▶ _Job 1_:
Decide whether each of the following statements (a), (b), and (c) agrees with the summary on dual-arm push and grasp synergy. Answer yes or no for each, and quote the words of the summary that decide it.
(a) The framework is trained with a CNN-based PPO policy.
(b) The method needs additional fine-tuning to transfer from simulation to the real world.
(c) Push and grasp are handled as separate action sets.

Learning Dual-Arm Push and Grasp Synergy in Dense Clutter
Yongliang Wang, Hamidreza Kasaei
TL;DR
This work tackles dense-clutter robotic grasping by proposing a target-driven, dual-arm push-grasp framework trained with a CNN-based PPO policy. It combines a large-scale backbone with an Angle-View Net to output 6-DoF grasp candidates and flexible push trajectories, guided by a novel fuzzy reward that accelerates learning. The method treats push and grasp as a unified action set within a hierarchical, target-conditioned MDP, and demonstrates strong sim-to-real transfer without additional fine-tuning. Results show improved task completion, grasp success, and action efficiency over baselines in both simulation and real-world experiments, highlighting practical potential for dense clutter manipulation with dual arms.

▶ _Job 2_: Return, unchanged, the stretch of the records from the line containing "Find all labels, buttons, inputs, and" through the line containing "90, 66, 101]", including both of those lines.

▶ _Provided data_:
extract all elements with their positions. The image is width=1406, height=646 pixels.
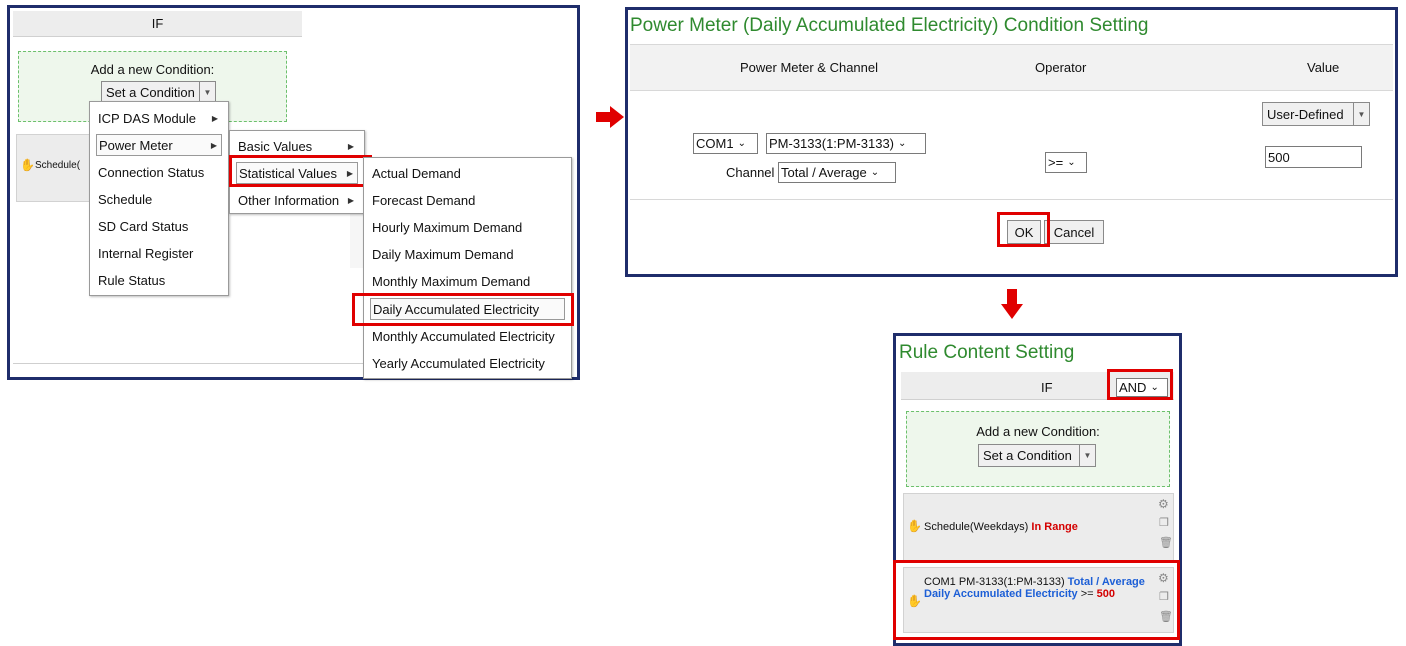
--
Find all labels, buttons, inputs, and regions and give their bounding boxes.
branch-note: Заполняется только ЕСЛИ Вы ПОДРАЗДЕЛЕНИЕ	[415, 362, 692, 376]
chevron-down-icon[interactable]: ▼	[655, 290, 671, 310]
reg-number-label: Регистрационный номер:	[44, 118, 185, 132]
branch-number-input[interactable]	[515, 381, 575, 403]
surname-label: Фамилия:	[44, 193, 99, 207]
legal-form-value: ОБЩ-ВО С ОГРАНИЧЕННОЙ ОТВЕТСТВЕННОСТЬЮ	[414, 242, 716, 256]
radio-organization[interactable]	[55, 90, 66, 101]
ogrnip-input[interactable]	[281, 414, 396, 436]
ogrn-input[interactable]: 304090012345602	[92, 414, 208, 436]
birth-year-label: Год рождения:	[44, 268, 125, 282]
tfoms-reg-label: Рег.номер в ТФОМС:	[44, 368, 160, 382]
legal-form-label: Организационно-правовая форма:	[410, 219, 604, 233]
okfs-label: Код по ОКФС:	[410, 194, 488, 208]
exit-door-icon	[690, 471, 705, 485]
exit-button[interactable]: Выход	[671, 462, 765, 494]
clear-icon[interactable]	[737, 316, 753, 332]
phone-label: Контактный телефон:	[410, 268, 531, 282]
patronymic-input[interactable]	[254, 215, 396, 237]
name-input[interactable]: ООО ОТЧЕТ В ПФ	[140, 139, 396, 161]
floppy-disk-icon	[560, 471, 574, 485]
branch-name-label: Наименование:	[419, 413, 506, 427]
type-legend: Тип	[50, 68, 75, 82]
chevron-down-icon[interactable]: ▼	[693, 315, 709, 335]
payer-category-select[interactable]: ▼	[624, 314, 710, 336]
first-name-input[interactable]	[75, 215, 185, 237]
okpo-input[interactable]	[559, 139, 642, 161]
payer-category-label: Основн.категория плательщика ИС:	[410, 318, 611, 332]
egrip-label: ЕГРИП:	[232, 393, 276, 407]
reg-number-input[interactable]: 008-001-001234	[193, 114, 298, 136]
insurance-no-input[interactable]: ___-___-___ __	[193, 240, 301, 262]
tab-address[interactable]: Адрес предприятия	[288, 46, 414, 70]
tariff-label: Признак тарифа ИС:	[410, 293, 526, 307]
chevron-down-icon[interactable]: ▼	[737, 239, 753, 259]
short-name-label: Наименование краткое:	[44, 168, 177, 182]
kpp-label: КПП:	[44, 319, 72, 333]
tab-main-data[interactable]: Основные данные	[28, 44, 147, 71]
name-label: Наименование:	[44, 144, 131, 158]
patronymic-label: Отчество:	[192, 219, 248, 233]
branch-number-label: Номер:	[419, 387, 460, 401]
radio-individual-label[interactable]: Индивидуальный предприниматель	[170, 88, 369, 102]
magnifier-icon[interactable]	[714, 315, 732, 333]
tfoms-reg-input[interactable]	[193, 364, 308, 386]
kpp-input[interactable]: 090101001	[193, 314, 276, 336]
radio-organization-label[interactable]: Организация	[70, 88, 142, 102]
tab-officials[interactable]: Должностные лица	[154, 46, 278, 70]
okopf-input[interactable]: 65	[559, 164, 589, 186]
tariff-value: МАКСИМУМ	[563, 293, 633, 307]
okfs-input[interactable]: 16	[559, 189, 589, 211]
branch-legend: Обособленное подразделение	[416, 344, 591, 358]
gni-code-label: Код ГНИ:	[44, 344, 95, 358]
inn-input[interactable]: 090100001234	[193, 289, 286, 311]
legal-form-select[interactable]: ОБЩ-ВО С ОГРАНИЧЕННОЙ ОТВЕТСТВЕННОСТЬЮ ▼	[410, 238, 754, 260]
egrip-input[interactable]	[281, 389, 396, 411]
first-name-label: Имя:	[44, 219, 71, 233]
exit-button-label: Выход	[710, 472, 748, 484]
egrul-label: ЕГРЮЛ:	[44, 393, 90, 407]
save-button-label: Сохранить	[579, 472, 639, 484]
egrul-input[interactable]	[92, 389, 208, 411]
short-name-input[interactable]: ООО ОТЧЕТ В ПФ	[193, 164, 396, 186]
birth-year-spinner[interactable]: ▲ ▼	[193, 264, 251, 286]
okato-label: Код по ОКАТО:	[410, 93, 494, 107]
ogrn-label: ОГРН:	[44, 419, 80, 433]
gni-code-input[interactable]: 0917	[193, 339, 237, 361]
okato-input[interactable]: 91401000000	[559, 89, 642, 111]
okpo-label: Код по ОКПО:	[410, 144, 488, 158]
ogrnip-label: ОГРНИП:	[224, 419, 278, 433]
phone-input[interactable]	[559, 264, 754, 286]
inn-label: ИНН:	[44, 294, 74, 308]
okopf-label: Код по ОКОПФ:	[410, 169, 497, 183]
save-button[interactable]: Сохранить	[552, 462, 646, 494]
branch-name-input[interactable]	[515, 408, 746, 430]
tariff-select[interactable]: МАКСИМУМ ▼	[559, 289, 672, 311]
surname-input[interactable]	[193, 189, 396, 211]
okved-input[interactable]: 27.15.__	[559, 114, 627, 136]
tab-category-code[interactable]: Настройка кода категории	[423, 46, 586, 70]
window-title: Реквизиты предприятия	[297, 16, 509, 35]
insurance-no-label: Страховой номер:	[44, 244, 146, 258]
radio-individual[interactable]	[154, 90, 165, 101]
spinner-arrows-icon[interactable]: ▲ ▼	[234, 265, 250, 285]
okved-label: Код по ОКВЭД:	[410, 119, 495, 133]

▶ _Task solution 1_:
(a) Yes: "trained with a CNN-based PPO policy"
(b) No: "demonstrates strong sim-to-real transfer without additional fine-tuning"
(c) No: "treats push and grasp as a unified action set"

▶ _Task solution 2_:
Find all labels, buttons, inputs, and regions and give their bounding boxes.
branch-note: Заполняется только ЕСЛИ Вы ПОДРАЗДЕЛЕНИЕ	[415, 362, 692, 376]
chevron-down-icon[interactable]: ▼	[655, 290, 671, 310]
reg-number-label: Регистрационный номер:	[44, 118, 185, 132]
branch-number-input[interactable]	[515, 381, 575, 403]
surname-label: Фамилия:	[44, 193, 99, 207]
legal-form-value: ОБЩ-ВО С ОГРАНИЧЕННОЙ ОТВЕТСТВЕННОСТЬЮ	[414, 242, 716, 256]
radio-organization[interactable]	[55, 90, 66, 101]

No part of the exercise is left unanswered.